◆ **Task instructions**
Restate the records below word for word, and omit the images they hold.

◆ **Exercise material**
****
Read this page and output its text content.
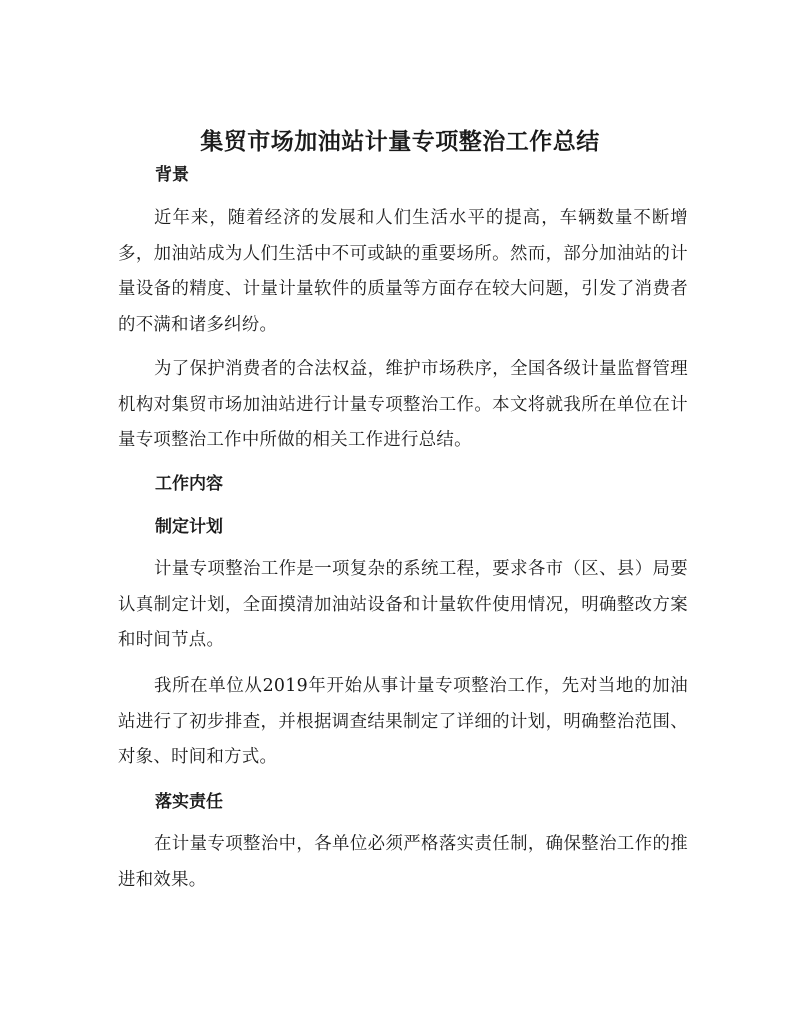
集贸市场加油站计量专项整治工作总结
背景

近年来，随着经济的发展和人们生活水平的提高，车辆数量不断增多，加油站成为人们生活中不可或缺的重要场所。然而，部分加油站的计量设备的精度、计量计量软件的质量等方面存在较大问题，引发了消费者的不满和诸多纠纷。

为了保护消费者的合法权益，维护市场秩序，全国各级计量监督管理机构对集贸市场加油站进行计量专项整治工作。本文将就我所在单位在计量专项整治工作中所做的相关工作进行总结。

工作内容
制定计划

计量专项整治工作是一项复杂的系统工程，要求各市（区、县）局要认真制定计划，全面摸清加油站设备和计量软件使用情况，明确整改方案和时间节点。

我所在单位从2019年开始从事计量专项整治工作，先对当地的加油站进行了初步排查，并根据调查结果制定了详细的计划，明确整治范围、对象、时间和方式。

落实责任

在计量专项整治中，各单位必须严格落实责任制，确保整治工作的推进和效果。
****
◆ **Response for this exercise**
Read this page and output its text content.
集贸市场加油站计量专项整治工作总结
背景

近年来，随着经济的发展和人们生活水平的提高，车辆数量不断增多，加油站成为人们生活中不可或缺的重要场所。然而，部分加油站的计量设备的精度、计量计量软件的质量等方面存在较大问题，引发了消费者的不满和诸多纠纷。

为了保护消费者的合法权益，维护市场秩序，全国各级计量监督管理机构对集贸市场加油站进行计量专项整治工作。本文将就我所在单位在计量专项整治工作中所做的相关工作进行总结。

工作内容
制定计划

计量专项整治工作是一项复杂的系统工程，要求各市（区、县）局要认真制定计划，全面摸清加油站设备和计量软件使用情况，明确整改方案和时间节点。

我所在单位从2019年开始从事计量专项整治工作，先对当地的加油站进行了初步排查，并根据调查结果制定了详细的计划，明确整治范围、对象、时间和方式。

落实责任

在计量专项整治中，各单位必须严格落实责任制，确保整治工作的推进和效果。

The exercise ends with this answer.